======== Data extract ========

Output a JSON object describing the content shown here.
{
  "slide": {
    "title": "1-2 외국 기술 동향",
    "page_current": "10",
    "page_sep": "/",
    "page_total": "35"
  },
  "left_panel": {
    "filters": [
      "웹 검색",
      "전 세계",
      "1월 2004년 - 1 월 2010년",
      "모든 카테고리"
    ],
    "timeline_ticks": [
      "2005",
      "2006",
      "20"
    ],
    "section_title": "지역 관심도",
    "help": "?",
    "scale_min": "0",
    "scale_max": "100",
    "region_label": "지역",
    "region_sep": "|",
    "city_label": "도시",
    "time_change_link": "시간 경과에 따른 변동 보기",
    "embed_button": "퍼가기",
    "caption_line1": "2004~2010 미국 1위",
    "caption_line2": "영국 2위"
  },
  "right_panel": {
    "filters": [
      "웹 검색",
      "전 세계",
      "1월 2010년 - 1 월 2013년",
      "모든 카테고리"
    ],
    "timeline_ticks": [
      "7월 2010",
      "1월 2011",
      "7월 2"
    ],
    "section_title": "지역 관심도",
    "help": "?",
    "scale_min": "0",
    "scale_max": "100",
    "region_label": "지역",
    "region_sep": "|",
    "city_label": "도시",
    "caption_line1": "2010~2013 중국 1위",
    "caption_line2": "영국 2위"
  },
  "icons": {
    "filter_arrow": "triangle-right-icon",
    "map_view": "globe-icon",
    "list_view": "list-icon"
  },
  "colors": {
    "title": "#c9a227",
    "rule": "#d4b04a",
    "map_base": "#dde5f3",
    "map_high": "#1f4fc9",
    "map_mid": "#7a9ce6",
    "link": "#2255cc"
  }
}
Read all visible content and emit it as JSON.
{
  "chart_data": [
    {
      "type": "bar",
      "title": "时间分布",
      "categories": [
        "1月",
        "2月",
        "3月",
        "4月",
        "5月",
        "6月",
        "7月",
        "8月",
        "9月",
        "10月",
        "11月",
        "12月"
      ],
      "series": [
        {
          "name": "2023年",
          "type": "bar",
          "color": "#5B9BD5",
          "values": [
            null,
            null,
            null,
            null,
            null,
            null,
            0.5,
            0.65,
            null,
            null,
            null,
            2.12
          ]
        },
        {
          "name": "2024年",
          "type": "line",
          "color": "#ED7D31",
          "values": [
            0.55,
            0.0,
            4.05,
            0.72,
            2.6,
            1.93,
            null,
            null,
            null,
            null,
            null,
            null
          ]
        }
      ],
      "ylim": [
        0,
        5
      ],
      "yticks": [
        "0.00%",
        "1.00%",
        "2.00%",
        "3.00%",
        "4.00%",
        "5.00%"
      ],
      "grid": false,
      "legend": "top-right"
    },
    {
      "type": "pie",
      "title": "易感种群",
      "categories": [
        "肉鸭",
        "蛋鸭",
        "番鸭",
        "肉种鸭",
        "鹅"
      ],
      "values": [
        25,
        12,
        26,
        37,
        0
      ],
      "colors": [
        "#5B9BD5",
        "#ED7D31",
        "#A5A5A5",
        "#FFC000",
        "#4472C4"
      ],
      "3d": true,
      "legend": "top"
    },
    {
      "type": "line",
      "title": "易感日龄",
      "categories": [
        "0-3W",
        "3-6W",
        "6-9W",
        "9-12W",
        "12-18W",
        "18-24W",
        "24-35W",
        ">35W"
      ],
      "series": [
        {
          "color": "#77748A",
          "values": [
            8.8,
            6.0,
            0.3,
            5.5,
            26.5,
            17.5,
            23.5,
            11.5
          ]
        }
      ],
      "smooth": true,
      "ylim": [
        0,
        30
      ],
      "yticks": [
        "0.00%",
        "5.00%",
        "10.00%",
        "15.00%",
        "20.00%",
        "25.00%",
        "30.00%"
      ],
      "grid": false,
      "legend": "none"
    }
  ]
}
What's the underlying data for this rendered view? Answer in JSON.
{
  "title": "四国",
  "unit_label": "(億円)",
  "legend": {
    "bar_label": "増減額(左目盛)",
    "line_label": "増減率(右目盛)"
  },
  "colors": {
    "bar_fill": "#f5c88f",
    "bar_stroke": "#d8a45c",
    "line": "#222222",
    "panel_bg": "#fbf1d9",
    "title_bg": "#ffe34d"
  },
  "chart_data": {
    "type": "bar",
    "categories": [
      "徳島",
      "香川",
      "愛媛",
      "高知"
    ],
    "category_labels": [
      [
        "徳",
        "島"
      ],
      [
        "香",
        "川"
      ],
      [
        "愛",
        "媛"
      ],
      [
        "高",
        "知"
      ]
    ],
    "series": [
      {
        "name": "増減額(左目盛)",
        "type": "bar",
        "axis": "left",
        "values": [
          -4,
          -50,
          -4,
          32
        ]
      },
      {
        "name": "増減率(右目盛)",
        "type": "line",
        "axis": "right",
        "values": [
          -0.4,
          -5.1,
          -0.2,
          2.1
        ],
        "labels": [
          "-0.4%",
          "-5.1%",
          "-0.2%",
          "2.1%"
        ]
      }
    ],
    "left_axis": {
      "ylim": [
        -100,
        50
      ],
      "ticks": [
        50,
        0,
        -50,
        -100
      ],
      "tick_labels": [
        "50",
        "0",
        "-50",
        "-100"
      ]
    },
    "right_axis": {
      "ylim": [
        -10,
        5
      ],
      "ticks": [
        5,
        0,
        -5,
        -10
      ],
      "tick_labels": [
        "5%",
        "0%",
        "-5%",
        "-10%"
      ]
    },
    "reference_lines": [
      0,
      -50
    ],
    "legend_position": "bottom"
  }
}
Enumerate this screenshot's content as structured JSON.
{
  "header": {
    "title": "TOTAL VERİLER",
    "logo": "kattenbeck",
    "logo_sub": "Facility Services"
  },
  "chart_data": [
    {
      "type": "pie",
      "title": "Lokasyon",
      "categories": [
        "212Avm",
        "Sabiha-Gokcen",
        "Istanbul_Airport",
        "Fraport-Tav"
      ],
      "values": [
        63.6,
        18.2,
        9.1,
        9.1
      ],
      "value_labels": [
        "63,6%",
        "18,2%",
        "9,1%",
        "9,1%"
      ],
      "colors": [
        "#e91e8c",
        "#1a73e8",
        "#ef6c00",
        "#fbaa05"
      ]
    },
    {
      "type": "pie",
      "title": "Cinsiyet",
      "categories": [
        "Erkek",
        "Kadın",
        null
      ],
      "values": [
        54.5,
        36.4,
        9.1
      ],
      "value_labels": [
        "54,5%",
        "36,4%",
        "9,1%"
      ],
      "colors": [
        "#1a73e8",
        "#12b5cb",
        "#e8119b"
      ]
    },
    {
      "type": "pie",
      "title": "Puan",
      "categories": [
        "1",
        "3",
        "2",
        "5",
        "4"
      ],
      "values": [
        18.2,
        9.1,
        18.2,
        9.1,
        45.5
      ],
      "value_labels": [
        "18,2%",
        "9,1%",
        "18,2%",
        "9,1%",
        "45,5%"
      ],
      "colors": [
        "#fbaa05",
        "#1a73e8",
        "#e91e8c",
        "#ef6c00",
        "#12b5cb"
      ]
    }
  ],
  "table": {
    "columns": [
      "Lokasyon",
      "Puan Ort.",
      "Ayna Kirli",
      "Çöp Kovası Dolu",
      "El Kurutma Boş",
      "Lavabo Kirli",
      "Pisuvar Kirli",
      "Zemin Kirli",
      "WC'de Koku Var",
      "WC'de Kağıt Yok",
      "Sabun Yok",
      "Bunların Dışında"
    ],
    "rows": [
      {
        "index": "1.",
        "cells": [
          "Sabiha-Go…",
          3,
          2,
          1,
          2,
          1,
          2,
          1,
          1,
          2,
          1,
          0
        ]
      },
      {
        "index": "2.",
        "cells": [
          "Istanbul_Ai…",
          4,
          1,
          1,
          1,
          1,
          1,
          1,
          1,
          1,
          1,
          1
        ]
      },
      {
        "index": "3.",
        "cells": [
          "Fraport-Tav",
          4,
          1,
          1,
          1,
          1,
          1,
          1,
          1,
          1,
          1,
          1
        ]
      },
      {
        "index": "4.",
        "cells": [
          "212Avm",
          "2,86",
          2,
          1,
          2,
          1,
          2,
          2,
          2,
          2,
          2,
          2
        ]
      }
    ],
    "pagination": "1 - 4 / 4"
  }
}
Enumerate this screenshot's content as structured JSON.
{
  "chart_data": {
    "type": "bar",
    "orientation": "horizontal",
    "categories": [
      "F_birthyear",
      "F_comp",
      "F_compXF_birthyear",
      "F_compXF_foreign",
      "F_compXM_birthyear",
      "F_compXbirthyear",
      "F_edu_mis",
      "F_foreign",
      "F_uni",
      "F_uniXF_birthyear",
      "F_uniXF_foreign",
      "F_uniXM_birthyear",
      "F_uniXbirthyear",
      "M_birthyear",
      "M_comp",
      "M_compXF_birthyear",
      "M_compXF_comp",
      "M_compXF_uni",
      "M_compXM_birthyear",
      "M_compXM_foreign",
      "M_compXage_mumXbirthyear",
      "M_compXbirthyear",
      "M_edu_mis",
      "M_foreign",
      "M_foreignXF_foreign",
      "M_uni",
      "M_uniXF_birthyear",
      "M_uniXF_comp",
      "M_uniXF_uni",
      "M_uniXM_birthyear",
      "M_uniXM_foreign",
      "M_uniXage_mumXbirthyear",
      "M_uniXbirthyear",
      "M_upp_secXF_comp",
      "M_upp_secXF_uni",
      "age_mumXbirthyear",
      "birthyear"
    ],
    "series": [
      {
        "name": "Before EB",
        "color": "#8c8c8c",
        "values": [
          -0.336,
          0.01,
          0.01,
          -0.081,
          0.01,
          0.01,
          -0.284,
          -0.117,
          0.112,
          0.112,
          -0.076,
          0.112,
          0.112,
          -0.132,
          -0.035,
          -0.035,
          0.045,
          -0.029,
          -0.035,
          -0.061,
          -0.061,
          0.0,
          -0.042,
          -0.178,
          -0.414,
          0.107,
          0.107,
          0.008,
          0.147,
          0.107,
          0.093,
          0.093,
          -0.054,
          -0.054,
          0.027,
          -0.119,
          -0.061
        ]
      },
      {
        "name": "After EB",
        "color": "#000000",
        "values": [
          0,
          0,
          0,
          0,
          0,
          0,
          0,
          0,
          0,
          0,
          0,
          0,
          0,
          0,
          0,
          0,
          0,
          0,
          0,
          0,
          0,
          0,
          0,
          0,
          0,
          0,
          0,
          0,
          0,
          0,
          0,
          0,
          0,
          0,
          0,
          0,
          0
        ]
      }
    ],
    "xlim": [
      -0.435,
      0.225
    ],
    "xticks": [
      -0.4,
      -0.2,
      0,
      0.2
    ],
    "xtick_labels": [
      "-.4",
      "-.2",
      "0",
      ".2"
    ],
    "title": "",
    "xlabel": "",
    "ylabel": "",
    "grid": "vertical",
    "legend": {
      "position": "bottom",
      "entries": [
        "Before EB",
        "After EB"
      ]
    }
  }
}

========

Problem details – Work through the records line by line and tally those holding "content". Reply with the number alone.

Result below – 4